### RECORDS TO PROCESS
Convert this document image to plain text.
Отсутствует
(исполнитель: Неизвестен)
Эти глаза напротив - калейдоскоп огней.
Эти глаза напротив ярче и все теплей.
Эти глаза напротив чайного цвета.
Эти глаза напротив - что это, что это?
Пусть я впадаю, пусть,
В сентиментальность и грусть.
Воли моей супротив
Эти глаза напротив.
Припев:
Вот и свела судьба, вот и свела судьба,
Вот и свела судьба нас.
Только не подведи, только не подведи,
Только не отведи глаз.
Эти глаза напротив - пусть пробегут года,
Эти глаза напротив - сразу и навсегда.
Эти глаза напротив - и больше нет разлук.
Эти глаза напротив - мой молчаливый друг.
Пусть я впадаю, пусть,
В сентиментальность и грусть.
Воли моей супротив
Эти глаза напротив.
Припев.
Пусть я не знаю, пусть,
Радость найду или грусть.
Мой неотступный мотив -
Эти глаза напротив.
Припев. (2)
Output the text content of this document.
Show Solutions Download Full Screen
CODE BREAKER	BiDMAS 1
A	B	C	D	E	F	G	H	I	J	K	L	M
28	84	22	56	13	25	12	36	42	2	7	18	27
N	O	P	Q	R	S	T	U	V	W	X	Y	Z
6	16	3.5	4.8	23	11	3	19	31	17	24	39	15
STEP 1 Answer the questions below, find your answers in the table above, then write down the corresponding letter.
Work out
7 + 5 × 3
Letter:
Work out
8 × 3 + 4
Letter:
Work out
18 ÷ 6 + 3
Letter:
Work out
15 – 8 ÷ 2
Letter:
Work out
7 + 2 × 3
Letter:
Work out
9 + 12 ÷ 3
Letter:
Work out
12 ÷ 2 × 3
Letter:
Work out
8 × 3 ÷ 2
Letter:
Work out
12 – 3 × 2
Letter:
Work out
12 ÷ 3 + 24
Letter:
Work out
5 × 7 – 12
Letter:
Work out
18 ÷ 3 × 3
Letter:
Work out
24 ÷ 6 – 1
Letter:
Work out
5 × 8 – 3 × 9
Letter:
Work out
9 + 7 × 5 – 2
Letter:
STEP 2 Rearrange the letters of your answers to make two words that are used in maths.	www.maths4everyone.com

### GOAL
Output the listing above without altering a single character.

### OUTPUT FOR THIS EXERCISE
Convert this document image to plain text.
Отсутствует
(исполнитель: Неизвестен)
Эти глаза напротив - калейдоскоп огней.
Эти глаза напротив ярче и все теплей.
Эти глаза напротив чайного цвета.
Эти глаза напротив - что это, что это?
Пусть я впадаю, пусть,
В сентиментальность и грусть.
Воли моей супротив
Эти глаза напротив.
Припев:
Вот и свела судьба, вот и свела судьба,
Вот и свела судьба нас.
Только не подведи, только не подведи,
Только не отведи глаз.
Эти глаза напротив - пусть пробегут года,
Эти глаза напротив - сразу и навсегда.
Эти глаза напротив - и больше нет разлук.
Эти глаза напротив - мой молчаливый друг.
Пусть я впадаю, пусть,
В сентиментальность и грусть.
Воли моей супротив
Эти глаза напротив.
Припев.
Пусть я не знаю, пусть,
Радость найду или грусть.
Мой неотступный мотив -
Эти глаза напротив.
Припев. (2)
Output the text content of this document.
Show Solutions Download Full Screen
CODE BREAKER	BiDMAS 1
A	B	C	D	E	F	G	H	I	J	K	L	M
28	84	22	56	13	25	12	36	42	2	7	18	27
N	O	P	Q	R	S	T	U	V	W	X	Y	Z
6	16	3.5	4.8	23	11	3	19	31	17	24	39	15
STEP 1 Answer the questions below, find your answers in the table above, then write down the corresponding letter.
Work out
7 + 5 × 3
Letter:
Work out
8 × 3 + 4
Letter:
Work out
18 ÷ 6 + 3
Letter:
Work out
15 – 8 ÷ 2
Letter:
Work out
7 + 2 × 3
Letter:
Work out
9 + 12 ÷ 3
Letter:
Work out
12 ÷ 2 × 3
Letter:
Work out
8 × 3 ÷ 2
Letter:
Work out
12 – 3 × 2
Letter:
Work out
12 ÷ 3 + 24
Letter:
Work out
5 × 7 – 12
Letter:
Work out
18 ÷ 3 × 3
Letter:
Work out
24 ÷ 6 – 1
Letter:
Work out
5 × 8 – 3 × 9
Letter:
Work out
9 + 7 × 5 – 2
Letter:
STEP 2 Rearrange the letters of your answers to make two words that are used in maths.	www.maths4everyone.com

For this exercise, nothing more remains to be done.